*GOAL*:
Find every line in the records below that holds the word "故本选项错误" and copy it.

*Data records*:

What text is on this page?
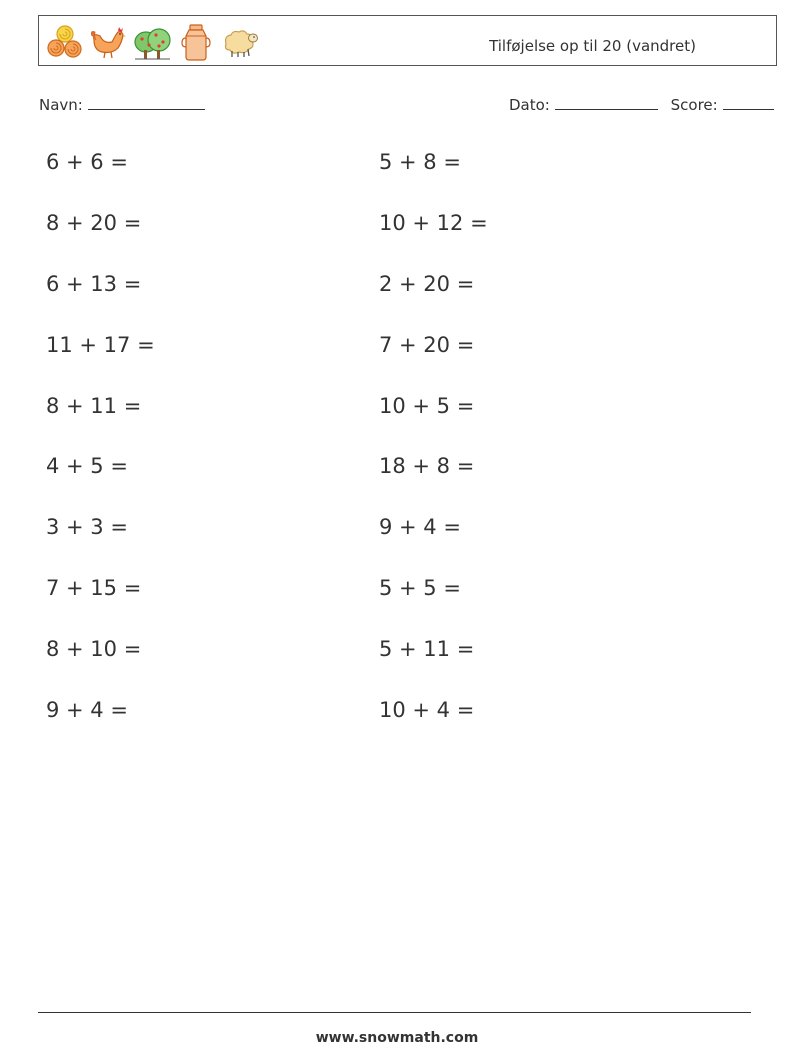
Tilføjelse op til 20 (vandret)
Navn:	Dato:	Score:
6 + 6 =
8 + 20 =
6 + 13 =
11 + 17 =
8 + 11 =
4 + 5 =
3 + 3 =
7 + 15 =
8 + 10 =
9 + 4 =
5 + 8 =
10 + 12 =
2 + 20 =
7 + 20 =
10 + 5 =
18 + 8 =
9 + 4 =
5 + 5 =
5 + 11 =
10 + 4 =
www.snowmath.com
* * *
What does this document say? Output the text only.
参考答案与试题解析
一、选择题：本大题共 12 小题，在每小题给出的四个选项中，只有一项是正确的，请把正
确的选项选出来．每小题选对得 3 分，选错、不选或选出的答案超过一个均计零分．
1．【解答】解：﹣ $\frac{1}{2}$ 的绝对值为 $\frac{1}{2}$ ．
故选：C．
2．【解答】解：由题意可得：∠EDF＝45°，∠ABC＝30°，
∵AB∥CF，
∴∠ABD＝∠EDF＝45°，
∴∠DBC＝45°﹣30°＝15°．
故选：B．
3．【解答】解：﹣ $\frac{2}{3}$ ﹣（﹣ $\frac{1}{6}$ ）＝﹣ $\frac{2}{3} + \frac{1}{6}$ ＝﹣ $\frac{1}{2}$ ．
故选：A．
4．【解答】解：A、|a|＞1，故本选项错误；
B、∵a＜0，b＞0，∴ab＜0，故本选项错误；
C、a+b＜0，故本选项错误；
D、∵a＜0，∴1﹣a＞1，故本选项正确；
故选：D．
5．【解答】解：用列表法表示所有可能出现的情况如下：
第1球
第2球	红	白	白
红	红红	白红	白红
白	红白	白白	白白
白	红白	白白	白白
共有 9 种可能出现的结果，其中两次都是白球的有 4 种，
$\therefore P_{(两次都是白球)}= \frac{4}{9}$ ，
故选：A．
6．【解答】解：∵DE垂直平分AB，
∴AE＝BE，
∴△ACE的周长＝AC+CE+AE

*SOLUTION TO THE PROBLEM*:
4．【解答】解：A、|a|＞1，故本选项错误；
B、∵a＜0，b＞0，∴ab＜0，故本选项错误；
C、a+b＜0，故本选项错误；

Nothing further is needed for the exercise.